The entries that follow should be written out exactly.

## begin Records for the exercise

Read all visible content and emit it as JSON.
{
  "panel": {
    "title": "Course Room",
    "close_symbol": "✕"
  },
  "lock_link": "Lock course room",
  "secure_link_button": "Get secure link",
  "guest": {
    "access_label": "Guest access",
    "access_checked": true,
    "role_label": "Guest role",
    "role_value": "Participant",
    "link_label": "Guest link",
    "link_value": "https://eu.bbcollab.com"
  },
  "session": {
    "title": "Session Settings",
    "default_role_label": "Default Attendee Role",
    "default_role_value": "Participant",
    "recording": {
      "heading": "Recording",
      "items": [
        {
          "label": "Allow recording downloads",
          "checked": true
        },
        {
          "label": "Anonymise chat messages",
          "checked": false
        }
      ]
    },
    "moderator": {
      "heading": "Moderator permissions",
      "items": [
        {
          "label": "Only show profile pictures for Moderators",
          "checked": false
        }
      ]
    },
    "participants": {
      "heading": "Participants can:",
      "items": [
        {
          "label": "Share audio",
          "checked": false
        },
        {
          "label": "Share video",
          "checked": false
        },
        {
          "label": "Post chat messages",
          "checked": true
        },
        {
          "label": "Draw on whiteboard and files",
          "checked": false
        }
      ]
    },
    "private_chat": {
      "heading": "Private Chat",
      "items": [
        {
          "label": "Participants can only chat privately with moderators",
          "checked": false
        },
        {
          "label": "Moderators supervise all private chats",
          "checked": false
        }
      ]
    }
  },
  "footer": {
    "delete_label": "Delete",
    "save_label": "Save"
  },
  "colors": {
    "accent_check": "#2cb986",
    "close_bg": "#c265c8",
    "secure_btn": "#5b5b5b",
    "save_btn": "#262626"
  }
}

## end Records for the exercise

### Finished answer
Read all visible content and emit it as JSON.
{
  "panel": {
    "title": "Course Room",
    "close_symbol": "✕"
  },
  "lock_link": "Lock course room",
  "secure_link_button": "Get secure link",
  "guest": {
    "access_label": "Guest access",
    "access_checked": true,
    "role_label": "Guest role",
    "role_value": "Participant",
    "link_label": "Guest link",
    "link_value": "https://eu.bbcollab.com"
  },
  "session": {
    "title": "Session Settings",
    "default_role_label": "Default Attendee Role",
    "default_role_value": "Participant",
    "recording": {
      "heading": "Recording",
      "items": [
        {
          "label": "Allow recording downloads",
          "checked": true
        },
        {
          "label": "Anonymise chat messages",
          "checked": false
        }
      ]
    },
    "moderator": {
      "heading": "Moderator permissions",
      "items": [
        {
          "label": "Only show profile pictures for Moderators",
          "checked": false
        }
      ]
    },
    "participants": {
      "heading": "Participants can:",
      "items": [
        {
          "label": "Share audio",
          "checked": false
        },
        {
          "label": "Share video",
          "checked": false
        },
        {
          "label": "Post chat messages",
          "checked": true
        },
        {
          "label": "Draw on whiteboard and files",
          "checked": false
        }
      ]
    },
    "private_chat": {
      "heading": "Private Chat",
      "items": [
        {
          "label": "Participants can only chat privately with moderators",
          "checked": false
        },
        {
          "label": "Moderators supervise all private chats",
          "checked": false
        }
      ]
    }
  },
  "footer": {
    "delete_label": "Delete",
    "save_label": "Save"
  },
  "colors": {
    "accent_check": "#2cb986",
    "close_bg": "#c265c8",
    "secure_btn": "#5b5b5b",
    "save_btn": "#262626"
  }
}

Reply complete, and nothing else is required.